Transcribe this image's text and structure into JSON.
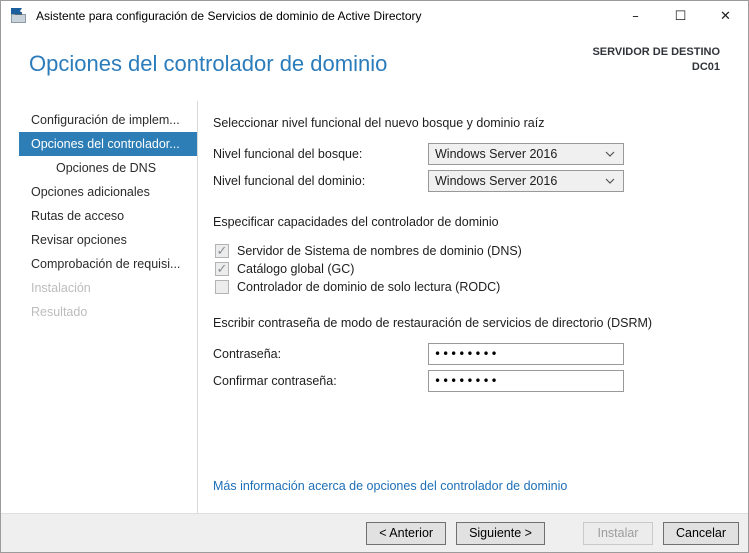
{
  "window": {
    "title": "Asistente para configuración de Servicios de dominio de Active Directory",
    "controls": {
      "minimize": "–",
      "maximize": "☐",
      "close": "✕"
    }
  },
  "header": {
    "title": "Opciones del controlador de dominio",
    "target_label": "SERVIDOR DE DESTINO",
    "target_value": "DC01"
  },
  "sidebar": {
    "items": [
      {
        "label": "Configuración de implem...",
        "state": "normal"
      },
      {
        "label": "Opciones del controlador...",
        "state": "selected"
      },
      {
        "label": "Opciones de DNS",
        "state": "child"
      },
      {
        "label": "Opciones adicionales",
        "state": "normal"
      },
      {
        "label": "Rutas de acceso",
        "state": "normal"
      },
      {
        "label": "Revisar opciones",
        "state": "normal"
      },
      {
        "label": "Comprobación de requisi...",
        "state": "normal"
      },
      {
        "label": "Instalación",
        "state": "disabled"
      },
      {
        "label": "Resultado",
        "state": "disabled"
      }
    ]
  },
  "content": {
    "functional_section": {
      "heading": "Seleccionar nivel funcional del nuevo bosque y dominio raíz",
      "forest_label": "Nivel funcional del bosque:",
      "forest_value": "Windows Server 2016",
      "domain_label": "Nivel funcional del dominio:",
      "domain_value": "Windows Server 2016"
    },
    "capabilities_section": {
      "heading": "Especificar capacidades del controlador de dominio",
      "checkboxes": [
        {
          "label": "Servidor de Sistema de nombres de dominio (DNS)",
          "checked": true
        },
        {
          "label": "Catálogo global (GC)",
          "checked": true
        },
        {
          "label": "Controlador de dominio de solo lectura (RODC)",
          "checked": false
        }
      ],
      "checkmark_glyph": "✓"
    },
    "password_section": {
      "heading": "Escribir contraseña de modo de restauración de servicios de directorio (DSRM)",
      "password_label": "Contraseña:",
      "password_value": "••••••••",
      "confirm_label": "Confirmar contraseña:",
      "confirm_value": "••••••••"
    },
    "more_info_link": "Más información acerca de opciones del controlador de dominio"
  },
  "footer": {
    "back_label": "< Anterior",
    "next_label": "Siguiente >",
    "install_label": "Instalar",
    "cancel_label": "Cancelar"
  },
  "colors": {
    "accent_blue": "#2b7cbb",
    "selected_nav": "#2d7db6",
    "link": "#1d6fb8",
    "footer_bg": "#efefef"
  }
}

--------

__What the task asks__:
Leave out the pictures and transcribe the entries above exactly.

__The answer__:
Transcribe this image's text and structure into JSON.
{
  "window": {
    "title": "Asistente para configuración de Servicios de dominio de Active Directory",
    "controls": {
      "minimize": "–",
      "maximize": "☐",
      "close": "✕"
    }
  },
  "header": {
    "title": "Opciones del controlador de dominio",
    "target_label": "SERVIDOR DE DESTINO",
    "target_value": "DC01"
  },
  "sidebar": {
    "items": [
      {
        "label": "Configuración de implem...",
        "state": "normal"
      },
      {
        "label": "Opciones del controlador...",
        "state": "selected"
      },
      {
        "label": "Opciones de DNS",
        "state": "child"
      },
      {
        "label": "Opciones adicionales",
        "state": "normal"
      },
      {
        "label": "Rutas de acceso",
        "state": "normal"
      },
      {
        "label": "Revisar opciones",
        "state": "normal"
      },
      {
        "label": "Comprobación de requisi...",
        "state": "normal"
      },
      {
        "label": "Instalación",
        "state": "disabled"
      },
      {
        "label": "Resultado",
        "state": "disabled"
      }
    ]
  },
  "content": {
    "functional_section": {
      "heading": "Seleccionar nivel funcional del nuevo bosque y dominio raíz",
      "forest_label": "Nivel funcional del bosque:",
      "forest_value": "Windows Server 2016",
      "domain_label": "Nivel funcional del dominio:",
      "domain_value": "Windows Server 2016"
    },
    "capabilities_section": {
      "heading": "Especificar capacidades del controlador de dominio",
      "checkboxes": [
        {
          "label": "Servidor de Sistema de nombres de dominio (DNS)",
          "checked": true
        },
        {
          "label": "Catálogo global (GC)",
          "checked": true
        },
        {
          "label": "Controlador de dominio de solo lectura (RODC)",
          "checked": false
        }
      ],
      "checkmark_glyph": "✓"
    },
    "password_section": {
      "heading": "Escribir contraseña de modo de restauración de servicios de directorio (DSRM)",
      "password_label": "Contraseña:",
      "password_value": "••••••••",
      "confirm_label": "Confirmar contraseña:",
      "confirm_value": "••••••••"
    },
    "more_info_link": "Más información acerca de opciones del controlador de dominio"
  },
  "footer": {
    "back_label": "< Anterior",
    "next_label": "Siguiente >",
    "install_label": "Instalar",
    "cancel_label": "Cancelar"
  },
  "colors": {
    "accent_blue": "#2b7cbb",
    "selected_nav": "#2d7db6",
    "link": "#1d6fb8",
    "footer_bg": "#efefef"
  }
}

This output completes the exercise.